Start of Entries shown

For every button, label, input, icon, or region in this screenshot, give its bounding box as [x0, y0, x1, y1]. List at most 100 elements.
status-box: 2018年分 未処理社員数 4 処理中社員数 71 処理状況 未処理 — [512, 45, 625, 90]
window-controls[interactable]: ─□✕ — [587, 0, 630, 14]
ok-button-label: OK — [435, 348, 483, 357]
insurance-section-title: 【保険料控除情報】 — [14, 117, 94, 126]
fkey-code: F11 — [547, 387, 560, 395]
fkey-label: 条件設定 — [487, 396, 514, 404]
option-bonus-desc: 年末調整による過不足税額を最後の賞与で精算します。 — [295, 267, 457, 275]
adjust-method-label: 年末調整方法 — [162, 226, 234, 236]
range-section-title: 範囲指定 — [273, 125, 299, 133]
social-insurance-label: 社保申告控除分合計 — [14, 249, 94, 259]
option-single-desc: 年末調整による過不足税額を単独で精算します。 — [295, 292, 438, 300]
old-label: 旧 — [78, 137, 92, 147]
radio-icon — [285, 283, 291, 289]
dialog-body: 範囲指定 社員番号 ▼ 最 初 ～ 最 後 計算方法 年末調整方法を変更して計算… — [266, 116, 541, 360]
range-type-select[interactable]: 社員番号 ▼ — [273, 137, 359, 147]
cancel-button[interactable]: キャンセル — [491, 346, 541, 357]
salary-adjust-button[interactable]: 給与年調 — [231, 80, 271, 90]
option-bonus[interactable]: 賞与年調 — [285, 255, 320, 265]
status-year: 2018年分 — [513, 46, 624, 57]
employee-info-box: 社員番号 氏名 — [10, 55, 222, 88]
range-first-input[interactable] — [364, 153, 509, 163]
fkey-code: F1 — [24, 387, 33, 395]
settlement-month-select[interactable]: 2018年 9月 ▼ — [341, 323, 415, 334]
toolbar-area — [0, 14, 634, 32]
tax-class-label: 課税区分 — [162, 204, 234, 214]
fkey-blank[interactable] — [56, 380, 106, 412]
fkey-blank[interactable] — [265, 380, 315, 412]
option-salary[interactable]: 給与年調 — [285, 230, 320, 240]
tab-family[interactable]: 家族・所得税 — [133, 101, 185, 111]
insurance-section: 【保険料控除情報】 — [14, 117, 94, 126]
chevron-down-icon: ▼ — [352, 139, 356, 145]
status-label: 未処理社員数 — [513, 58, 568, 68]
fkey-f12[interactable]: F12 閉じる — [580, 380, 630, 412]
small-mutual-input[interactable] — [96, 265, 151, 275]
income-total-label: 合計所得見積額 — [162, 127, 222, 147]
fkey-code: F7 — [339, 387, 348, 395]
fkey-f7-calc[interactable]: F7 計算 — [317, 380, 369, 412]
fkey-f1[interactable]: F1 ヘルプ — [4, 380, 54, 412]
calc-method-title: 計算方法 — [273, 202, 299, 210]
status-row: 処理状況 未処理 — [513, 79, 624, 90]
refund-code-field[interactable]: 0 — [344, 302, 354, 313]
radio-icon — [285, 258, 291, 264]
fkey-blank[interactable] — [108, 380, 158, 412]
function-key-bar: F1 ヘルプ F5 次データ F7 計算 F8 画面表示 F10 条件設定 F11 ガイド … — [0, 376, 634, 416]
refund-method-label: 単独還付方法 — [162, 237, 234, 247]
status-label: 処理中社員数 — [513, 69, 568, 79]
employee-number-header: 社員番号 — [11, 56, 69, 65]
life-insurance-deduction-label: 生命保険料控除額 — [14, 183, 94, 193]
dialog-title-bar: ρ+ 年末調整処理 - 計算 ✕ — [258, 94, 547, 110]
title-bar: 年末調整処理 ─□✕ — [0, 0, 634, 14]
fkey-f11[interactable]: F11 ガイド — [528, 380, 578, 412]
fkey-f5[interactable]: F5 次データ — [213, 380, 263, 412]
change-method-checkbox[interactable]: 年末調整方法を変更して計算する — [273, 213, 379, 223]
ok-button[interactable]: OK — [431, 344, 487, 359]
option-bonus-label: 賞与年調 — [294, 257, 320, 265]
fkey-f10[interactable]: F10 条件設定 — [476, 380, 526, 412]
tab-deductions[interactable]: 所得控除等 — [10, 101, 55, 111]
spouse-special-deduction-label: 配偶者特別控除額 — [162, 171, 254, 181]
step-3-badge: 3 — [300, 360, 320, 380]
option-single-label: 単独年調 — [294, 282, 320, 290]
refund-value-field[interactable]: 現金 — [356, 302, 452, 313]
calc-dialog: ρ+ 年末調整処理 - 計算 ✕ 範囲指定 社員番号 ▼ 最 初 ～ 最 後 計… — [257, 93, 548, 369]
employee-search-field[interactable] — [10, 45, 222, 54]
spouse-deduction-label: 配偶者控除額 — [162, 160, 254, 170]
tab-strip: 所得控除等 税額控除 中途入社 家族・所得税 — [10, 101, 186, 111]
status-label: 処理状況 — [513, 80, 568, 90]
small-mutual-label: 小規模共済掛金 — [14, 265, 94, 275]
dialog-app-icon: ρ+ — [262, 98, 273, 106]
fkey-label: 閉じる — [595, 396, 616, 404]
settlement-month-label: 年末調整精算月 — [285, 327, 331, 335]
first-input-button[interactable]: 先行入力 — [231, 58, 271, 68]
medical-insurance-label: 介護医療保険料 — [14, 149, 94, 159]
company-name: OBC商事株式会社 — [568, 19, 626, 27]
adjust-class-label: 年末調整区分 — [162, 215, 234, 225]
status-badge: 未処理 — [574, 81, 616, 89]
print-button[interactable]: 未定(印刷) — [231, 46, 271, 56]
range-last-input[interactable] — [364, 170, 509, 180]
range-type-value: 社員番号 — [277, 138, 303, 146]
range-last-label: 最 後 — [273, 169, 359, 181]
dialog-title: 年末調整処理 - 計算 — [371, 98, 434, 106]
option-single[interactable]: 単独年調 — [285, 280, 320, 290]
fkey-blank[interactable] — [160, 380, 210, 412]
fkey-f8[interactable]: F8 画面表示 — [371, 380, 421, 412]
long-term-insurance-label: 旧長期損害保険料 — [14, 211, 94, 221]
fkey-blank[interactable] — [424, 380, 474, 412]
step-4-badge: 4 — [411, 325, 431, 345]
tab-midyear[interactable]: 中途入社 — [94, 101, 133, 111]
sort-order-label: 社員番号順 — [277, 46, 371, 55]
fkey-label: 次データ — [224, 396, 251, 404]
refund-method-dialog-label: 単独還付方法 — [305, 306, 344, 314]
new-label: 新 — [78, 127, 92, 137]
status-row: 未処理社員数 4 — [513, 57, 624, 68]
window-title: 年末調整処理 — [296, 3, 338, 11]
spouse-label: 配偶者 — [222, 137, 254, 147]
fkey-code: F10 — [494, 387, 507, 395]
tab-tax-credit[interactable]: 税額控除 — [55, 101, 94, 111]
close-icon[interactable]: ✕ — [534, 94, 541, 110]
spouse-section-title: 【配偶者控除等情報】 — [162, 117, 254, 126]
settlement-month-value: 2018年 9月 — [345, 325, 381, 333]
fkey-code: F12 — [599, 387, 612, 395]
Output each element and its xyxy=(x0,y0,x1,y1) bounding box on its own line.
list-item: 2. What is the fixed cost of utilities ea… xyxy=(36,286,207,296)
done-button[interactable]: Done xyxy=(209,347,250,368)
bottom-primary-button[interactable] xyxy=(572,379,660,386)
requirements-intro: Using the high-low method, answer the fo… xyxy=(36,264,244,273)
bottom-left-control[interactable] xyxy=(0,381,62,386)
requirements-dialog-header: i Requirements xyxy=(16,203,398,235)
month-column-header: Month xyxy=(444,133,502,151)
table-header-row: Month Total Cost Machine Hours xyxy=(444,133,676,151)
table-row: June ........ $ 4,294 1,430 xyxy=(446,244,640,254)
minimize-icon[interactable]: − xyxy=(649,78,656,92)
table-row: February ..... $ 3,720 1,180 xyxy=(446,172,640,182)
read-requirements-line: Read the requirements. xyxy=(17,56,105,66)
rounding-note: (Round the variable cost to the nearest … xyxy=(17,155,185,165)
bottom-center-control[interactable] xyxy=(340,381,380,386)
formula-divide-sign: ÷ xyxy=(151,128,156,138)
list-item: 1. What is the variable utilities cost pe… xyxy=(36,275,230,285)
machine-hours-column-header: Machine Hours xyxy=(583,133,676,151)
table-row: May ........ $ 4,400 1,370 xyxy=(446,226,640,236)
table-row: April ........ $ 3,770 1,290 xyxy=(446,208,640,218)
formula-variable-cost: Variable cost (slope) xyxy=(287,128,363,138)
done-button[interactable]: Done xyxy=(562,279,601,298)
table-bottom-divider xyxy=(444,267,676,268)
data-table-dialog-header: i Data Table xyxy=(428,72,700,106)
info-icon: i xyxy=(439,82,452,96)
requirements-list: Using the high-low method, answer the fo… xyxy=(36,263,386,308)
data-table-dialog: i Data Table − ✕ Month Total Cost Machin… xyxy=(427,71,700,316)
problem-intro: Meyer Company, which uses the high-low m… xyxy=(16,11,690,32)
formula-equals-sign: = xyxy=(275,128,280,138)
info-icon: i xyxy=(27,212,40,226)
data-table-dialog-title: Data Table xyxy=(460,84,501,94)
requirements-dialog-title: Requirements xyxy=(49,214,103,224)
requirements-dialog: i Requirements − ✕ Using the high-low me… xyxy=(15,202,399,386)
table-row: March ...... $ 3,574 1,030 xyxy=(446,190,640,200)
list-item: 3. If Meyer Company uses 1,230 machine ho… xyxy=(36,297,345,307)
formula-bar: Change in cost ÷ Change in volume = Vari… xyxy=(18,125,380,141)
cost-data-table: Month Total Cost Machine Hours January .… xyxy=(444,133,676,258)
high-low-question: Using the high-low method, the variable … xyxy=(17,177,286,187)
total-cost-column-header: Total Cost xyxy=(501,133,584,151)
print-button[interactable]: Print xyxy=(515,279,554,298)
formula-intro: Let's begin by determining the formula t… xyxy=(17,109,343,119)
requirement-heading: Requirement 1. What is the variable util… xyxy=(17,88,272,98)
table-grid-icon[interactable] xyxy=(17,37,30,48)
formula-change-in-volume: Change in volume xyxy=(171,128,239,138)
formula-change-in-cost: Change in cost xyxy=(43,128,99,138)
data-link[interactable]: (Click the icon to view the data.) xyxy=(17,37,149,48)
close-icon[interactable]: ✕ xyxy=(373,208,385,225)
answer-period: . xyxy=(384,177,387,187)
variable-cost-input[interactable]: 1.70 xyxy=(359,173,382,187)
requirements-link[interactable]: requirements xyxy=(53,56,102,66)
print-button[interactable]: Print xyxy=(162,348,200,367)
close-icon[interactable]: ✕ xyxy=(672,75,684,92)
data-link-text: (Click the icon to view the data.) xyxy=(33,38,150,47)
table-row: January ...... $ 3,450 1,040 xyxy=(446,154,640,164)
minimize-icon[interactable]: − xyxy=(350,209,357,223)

End of Entries shown

What is asked.
Put the stretch of material from its start through the line containing "ok-button-label: OK — [435, 348, 483, 357]" into a Markdown table with two columns, Row and Line. Give the row number and the line in each row, and leave out any blank lines.

Solution.
| Row | Line |
|---|---|
| 1 | For every button, label, input, icon, or region in this screenshot, give its bounding box as [x0, y0, x1, y1]. List at most 100 elements. |
| 2 | status-box: 2018年分 未処理社員数 4 処理中社員数 71 処理状況 未処理 — [512, 45, 625, 90] |
| 3 | window-controls[interactable]: ─□✕ — [587, 0, 630, 14] |
| 4 | ok-button-label: OK — [435, 348, 483, 357] |